Task description:
Please copy every line of the entries below without changing a single character.

Record list:
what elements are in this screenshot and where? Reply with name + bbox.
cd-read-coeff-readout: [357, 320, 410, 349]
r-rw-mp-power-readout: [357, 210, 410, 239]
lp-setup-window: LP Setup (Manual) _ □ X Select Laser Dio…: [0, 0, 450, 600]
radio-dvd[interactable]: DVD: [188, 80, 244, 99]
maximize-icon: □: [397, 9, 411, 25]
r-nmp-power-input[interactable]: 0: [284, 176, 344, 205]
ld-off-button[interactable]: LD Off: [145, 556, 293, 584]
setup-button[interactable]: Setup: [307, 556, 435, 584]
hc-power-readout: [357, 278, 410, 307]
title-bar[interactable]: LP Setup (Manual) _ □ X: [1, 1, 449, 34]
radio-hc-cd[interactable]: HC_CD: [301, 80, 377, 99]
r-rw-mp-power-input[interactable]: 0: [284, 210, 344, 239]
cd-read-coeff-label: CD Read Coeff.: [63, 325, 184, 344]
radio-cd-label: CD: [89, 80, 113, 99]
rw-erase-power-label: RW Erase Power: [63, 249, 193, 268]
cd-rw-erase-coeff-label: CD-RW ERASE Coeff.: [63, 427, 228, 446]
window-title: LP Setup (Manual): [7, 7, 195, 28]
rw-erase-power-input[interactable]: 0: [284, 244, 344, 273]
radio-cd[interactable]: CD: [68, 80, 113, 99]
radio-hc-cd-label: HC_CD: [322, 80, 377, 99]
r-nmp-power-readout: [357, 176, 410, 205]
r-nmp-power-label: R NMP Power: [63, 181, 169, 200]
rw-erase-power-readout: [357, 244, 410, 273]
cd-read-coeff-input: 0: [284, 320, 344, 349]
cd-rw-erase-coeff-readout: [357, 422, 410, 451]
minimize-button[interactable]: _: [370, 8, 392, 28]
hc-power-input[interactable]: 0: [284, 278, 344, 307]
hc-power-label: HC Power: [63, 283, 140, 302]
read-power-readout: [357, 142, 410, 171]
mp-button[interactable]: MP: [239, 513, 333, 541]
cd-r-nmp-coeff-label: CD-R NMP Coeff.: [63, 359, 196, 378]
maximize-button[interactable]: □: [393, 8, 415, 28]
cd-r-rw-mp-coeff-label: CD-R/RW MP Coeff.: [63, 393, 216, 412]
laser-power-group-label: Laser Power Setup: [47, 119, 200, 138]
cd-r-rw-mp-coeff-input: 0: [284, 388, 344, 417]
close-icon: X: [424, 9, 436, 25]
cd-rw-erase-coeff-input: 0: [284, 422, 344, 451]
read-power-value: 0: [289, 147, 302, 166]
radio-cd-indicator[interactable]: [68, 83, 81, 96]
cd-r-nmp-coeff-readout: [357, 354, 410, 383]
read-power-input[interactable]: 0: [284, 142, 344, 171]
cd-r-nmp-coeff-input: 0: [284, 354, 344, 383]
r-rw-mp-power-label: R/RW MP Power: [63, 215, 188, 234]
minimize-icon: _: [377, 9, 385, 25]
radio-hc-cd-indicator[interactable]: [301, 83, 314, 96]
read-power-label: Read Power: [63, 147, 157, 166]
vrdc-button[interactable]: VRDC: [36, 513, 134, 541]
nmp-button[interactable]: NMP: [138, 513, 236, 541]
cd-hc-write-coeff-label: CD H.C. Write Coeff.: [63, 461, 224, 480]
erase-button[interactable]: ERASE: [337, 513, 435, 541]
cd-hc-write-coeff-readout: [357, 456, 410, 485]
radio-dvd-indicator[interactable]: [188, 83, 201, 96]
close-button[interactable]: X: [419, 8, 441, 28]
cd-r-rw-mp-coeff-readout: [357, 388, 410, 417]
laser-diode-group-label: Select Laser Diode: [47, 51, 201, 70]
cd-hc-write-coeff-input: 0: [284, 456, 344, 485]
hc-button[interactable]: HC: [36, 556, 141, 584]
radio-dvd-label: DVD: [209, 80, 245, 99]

Task solution:
what elements are in this screenshot and where? Reply with name + bbox.
cd-read-coeff-readout: [357, 320, 410, 349]
r-rw-mp-power-readout: [357, 210, 410, 239]
lp-setup-window: LP Setup (Manual) _ □ X Select Laser Dio…: [0, 0, 450, 600]
radio-dvd[interactable]: DVD: [188, 80, 244, 99]
maximize-icon: □: [397, 9, 411, 25]
r-nmp-power-input[interactable]: 0: [284, 176, 344, 205]
ld-off-button[interactable]: LD Off: [145, 556, 293, 584]
setup-button[interactable]: Setup: [307, 556, 435, 584]
hc-power-readout: [357, 278, 410, 307]
title-bar[interactable]: LP Setup (Manual) _ □ X: [1, 1, 449, 34]
radio-hc-cd[interactable]: HC_CD: [301, 80, 377, 99]
r-rw-mp-power-input[interactable]: 0: [284, 210, 344, 239]
cd-read-coeff-label: CD Read Coeff.: [63, 325, 184, 344]
radio-cd-label: CD: [89, 80, 113, 99]
rw-erase-power-label: RW Erase Power: [63, 249, 193, 268]
cd-rw-erase-coeff-label: CD-RW ERASE Coeff.: [63, 427, 228, 446]
window-title: LP Setup (Manual): [7, 7, 195, 28]
rw-erase-power-input[interactable]: 0: [284, 244, 344, 273]
radio-cd[interactable]: CD: [68, 80, 113, 99]
radio-hc-cd-label: HC_CD: [322, 80, 377, 99]
r-nmp-power-readout: [357, 176, 410, 205]
r-nmp-power-label: R NMP Power: [63, 181, 169, 200]
rw-erase-power-readout: [357, 244, 410, 273]
cd-read-coeff-input: 0: [284, 320, 344, 349]
cd-rw-erase-coeff-readout: [357, 422, 410, 451]
minimize-button[interactable]: _: [370, 8, 392, 28]
hc-power-input[interactable]: 0: [284, 278, 344, 307]
hc-power-label: HC Power: [63, 283, 140, 302]
read-power-readout: [357, 142, 410, 171]
mp-button[interactable]: MP: [239, 513, 333, 541]
cd-r-nmp-coeff-label: CD-R NMP Coeff.: [63, 359, 196, 378]
maximize-button[interactable]: □: [393, 8, 415, 28]
cd-r-rw-mp-coeff-label: CD-R/RW MP Coeff.: [63, 393, 216, 412]
laser-power-group-label: Laser Power Setup: [47, 119, 200, 138]
cd-r-rw-mp-coeff-input: 0: [284, 388, 344, 417]
close-icon: X: [424, 9, 436, 25]
cd-rw-erase-coeff-input: 0: [284, 422, 344, 451]
read-power-value: 0: [289, 147, 302, 166]
radio-cd-indicator[interactable]: [68, 83, 81, 96]
cd-r-nmp-coeff-readout: [357, 354, 410, 383]
read-power-input[interactable]: 0: [284, 142, 344, 171]
cd-r-nmp-coeff-input: 0: [284, 354, 344, 383]
r-rw-mp-power-label: R/RW MP Power: [63, 215, 188, 234]
minimize-icon: _: [377, 9, 385, 25]
radio-hc-cd-indicator[interactable]: [301, 83, 314, 96]
read-power-label: Read Power: [63, 147, 157, 166]
vrdc-button[interactable]: VRDC: [36, 513, 134, 541]
nmp-button[interactable]: NMP: [138, 513, 236, 541]
cd-hc-write-coeff-label: CD H.C. Write Coeff.: [63, 461, 224, 480]
erase-button[interactable]: ERASE: [337, 513, 435, 541]
cd-hc-write-coeff-readout: [357, 456, 410, 485]
radio-dvd-indicator[interactable]: [188, 83, 201, 96]
close-button[interactable]: X: [419, 8, 441, 28]
cd-r-rw-mp-coeff-readout: [357, 388, 410, 417]
laser-diode-group-label: Select Laser Diode: [47, 51, 201, 70]
cd-hc-write-coeff-input: 0: [284, 456, 344, 485]
hc-button[interactable]: HC: [36, 556, 141, 584]
radio-dvd-label: DVD: [209, 80, 245, 99]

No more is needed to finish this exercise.